* **Input**
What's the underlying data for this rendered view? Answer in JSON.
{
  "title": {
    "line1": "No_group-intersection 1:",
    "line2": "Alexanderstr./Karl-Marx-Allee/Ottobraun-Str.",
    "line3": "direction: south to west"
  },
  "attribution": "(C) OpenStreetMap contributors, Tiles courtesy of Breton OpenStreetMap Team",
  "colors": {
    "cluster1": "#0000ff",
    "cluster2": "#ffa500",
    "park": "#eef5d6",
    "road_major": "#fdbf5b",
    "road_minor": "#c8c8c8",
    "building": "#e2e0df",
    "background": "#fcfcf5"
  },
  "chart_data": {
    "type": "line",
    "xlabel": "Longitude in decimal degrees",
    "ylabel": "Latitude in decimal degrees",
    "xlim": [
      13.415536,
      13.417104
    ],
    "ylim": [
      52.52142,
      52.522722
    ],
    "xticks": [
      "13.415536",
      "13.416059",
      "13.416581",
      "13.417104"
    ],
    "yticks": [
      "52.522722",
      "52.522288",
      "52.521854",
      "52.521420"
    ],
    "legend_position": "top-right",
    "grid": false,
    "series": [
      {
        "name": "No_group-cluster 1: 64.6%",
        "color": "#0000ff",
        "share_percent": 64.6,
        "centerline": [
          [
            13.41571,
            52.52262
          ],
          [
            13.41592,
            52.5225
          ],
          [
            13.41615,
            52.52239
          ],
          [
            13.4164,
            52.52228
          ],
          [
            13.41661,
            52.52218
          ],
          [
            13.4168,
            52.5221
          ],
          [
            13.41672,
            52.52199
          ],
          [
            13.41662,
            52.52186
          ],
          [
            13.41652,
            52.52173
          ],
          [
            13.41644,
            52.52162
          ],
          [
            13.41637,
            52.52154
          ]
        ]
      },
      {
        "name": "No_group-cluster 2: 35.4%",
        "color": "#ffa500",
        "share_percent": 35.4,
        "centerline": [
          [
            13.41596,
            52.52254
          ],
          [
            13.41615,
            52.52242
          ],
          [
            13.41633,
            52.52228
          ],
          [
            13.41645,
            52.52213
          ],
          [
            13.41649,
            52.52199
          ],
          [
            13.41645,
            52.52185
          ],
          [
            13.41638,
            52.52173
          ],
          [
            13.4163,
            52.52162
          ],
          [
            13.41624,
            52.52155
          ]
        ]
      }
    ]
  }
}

* **Written instruction**
Repeat the data precisely, reproducing every entry.

* **Complete output**
What's the underlying data for this rendered view? Answer in JSON.
{
  "title": {
    "line1": "No_group-intersection 1:",
    "line2": "Alexanderstr./Karl-Marx-Allee/Ottobraun-Str.",
    "line3": "direction: south to west"
  },
  "attribution": "(C) OpenStreetMap contributors, Tiles courtesy of Breton OpenStreetMap Team",
  "colors": {
    "cluster1": "#0000ff",
    "cluster2": "#ffa500",
    "park": "#eef5d6",
    "road_major": "#fdbf5b",
    "road_minor": "#c8c8c8",
    "building": "#e2e0df",
    "background": "#fcfcf5"
  },
  "chart_data": {
    "type": "line",
    "xlabel": "Longitude in decimal degrees",
    "ylabel": "Latitude in decimal degrees",
    "xlim": [
      13.415536,
      13.417104
    ],
    "ylim": [
      52.52142,
      52.522722
    ],
    "xticks": [
      "13.415536",
      "13.416059",
      "13.416581",
      "13.417104"
    ],
    "yticks": [
      "52.522722",
      "52.522288",
      "52.521854",
      "52.521420"
    ],
    "legend_position": "top-right",
    "grid": false,
    "series": [
      {
        "name": "No_group-cluster 1: 64.6%",
        "color": "#0000ff",
        "share_percent": 64.6,
        "centerline": [
          [
            13.41571,
            52.52262
          ],
          [
            13.41592,
            52.5225
          ],
          [
            13.41615,
            52.52239
          ],
          [
            13.4164,
            52.52228
          ],
          [
            13.41661,
            52.52218
          ],
          [
            13.4168,
            52.5221
          ],
          [
            13.41672,
            52.52199
          ],
          [
            13.41662,
            52.52186
          ],
          [
            13.41652,
            52.52173
          ],
          [
            13.41644,
            52.52162
          ],
          [
            13.41637,
            52.52154
          ]
        ]
      },
      {
        "name": "No_group-cluster 2: 35.4%",
        "color": "#ffa500",
        "share_percent": 35.4,
        "centerline": [
          [
            13.41596,
            52.52254
          ],
          [
            13.41615,
            52.52242
          ],
          [
            13.41633,
            52.52228
          ],
          [
            13.41645,
            52.52213
          ],
          [
            13.41649,
            52.52199
          ],
          [
            13.41645,
            52.52185
          ],
          [
            13.41638,
            52.52173
          ],
          [
            13.4163,
            52.52162
          ],
          [
            13.41624,
            52.52155
          ]
        ]
      }
    ]
  }
}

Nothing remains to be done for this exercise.